Task inputs >>
(begin)

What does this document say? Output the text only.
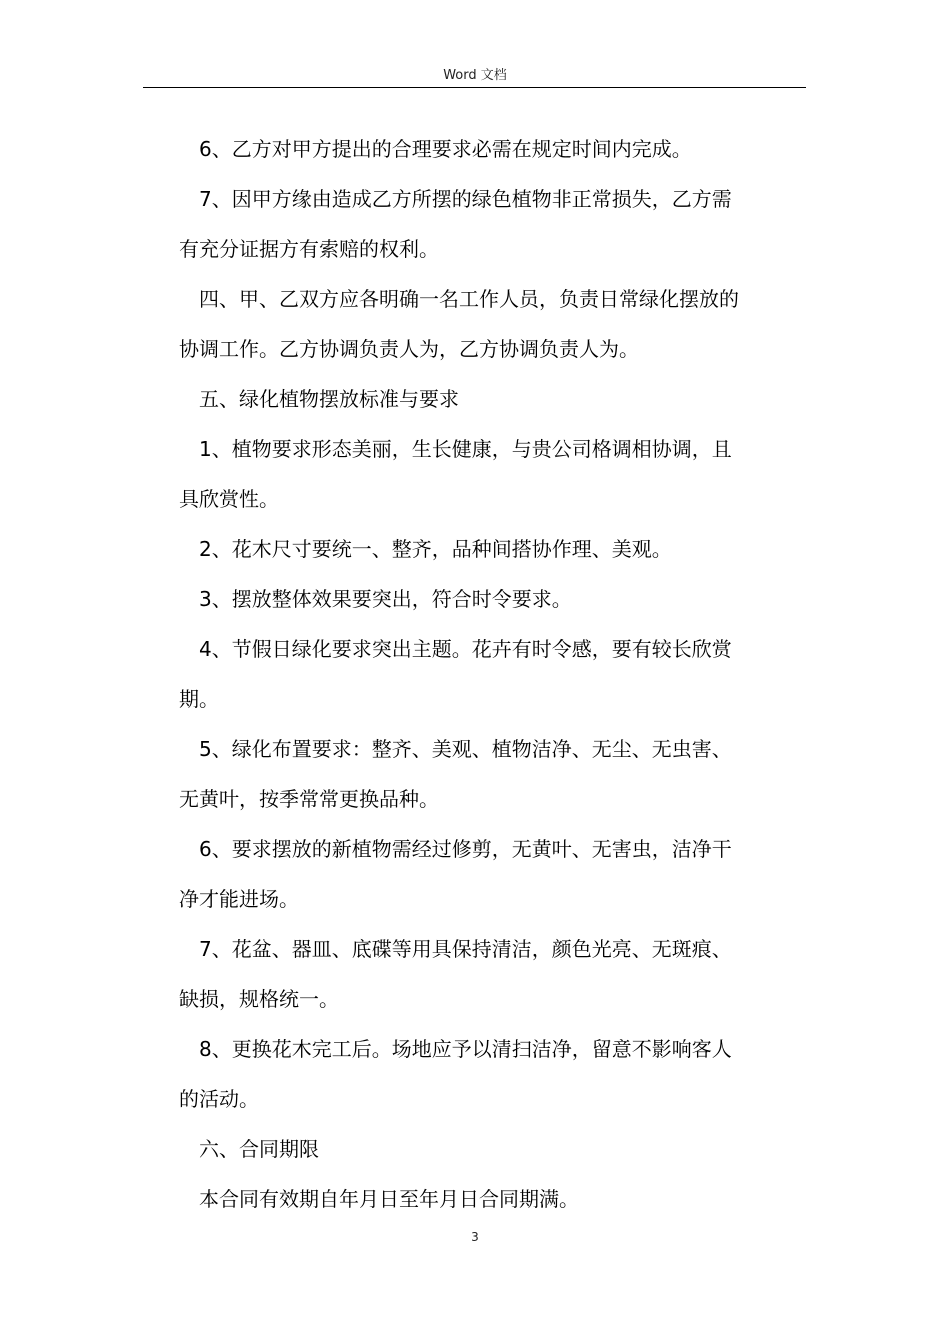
Word 文档

6、乙方对甲方提出的合理要求必需在规定时间内完成。

7、因甲方缘由造成乙方所摆的绿色植物非正常损失，乙方需

有充分证据方有索赔的权利。

四、甲、乙双方应各明确一名工作人员，负责日常绿化摆放的

协调工作。乙方协调负责人为，乙方协调负责人为。

五、绿化植物摆放标准与要求

1、植物要求形态美丽，生长健康，与贵公司格调相协调，且

具欣赏性。

2、花木尺寸要统一、整齐，品种间搭协作理、美观。

3、摆放整体效果要突出，符合时令要求。

4、节假日绿化要求突出主题。花卉有时令感，要有较长欣赏

期。

5、绿化布置要求：整齐、美观、植物洁净、无尘、无虫害、

无黄叶，按季常常更换品种。

6、要求摆放的新植物需经过修剪，无黄叶、无害虫，洁净干

净才能进场。

7、花盆、器皿、底碟等用具保持清洁，颜色光亮、无斑痕、

缺损，规格统一。

8、更换花木完工后。场地应予以清扫洁净，留意不影响客人

的活动。

六、合同期限

本合同有效期自年月日至年月日合同期满。

3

(end)

Goal >> Exactly reproduce each record, leaving out any pictures.

Response for this exercise >>
What does this document say? Output the text only.
Word 文档

6、乙方对甲方提出的合理要求必需在规定时间内完成。

7、因甲方缘由造成乙方所摆的绿色植物非正常损失，乙方需

有充分证据方有索赔的权利。

四、甲、乙双方应各明确一名工作人员，负责日常绿化摆放的

协调工作。乙方协调负责人为，乙方协调负责人为。

五、绿化植物摆放标准与要求

1、植物要求形态美丽，生长健康，与贵公司格调相协调，且

具欣赏性。

2、花木尺寸要统一、整齐，品种间搭协作理、美观。

3、摆放整体效果要突出，符合时令要求。

4、节假日绿化要求突出主题。花卉有时令感，要有较长欣赏

期。

5、绿化布置要求：整齐、美观、植物洁净、无尘、无虫害、

无黄叶，按季常常更换品种。

6、要求摆放的新植物需经过修剪，无黄叶、无害虫，洁净干

净才能进场。

7、花盆、器皿、底碟等用具保持清洁，颜色光亮、无斑痕、

缺损，规格统一。

8、更换花木完工后。场地应予以清扫洁净，留意不影响客人

的活动。

六、合同期限

本合同有效期自年月日至年月日合同期满。

3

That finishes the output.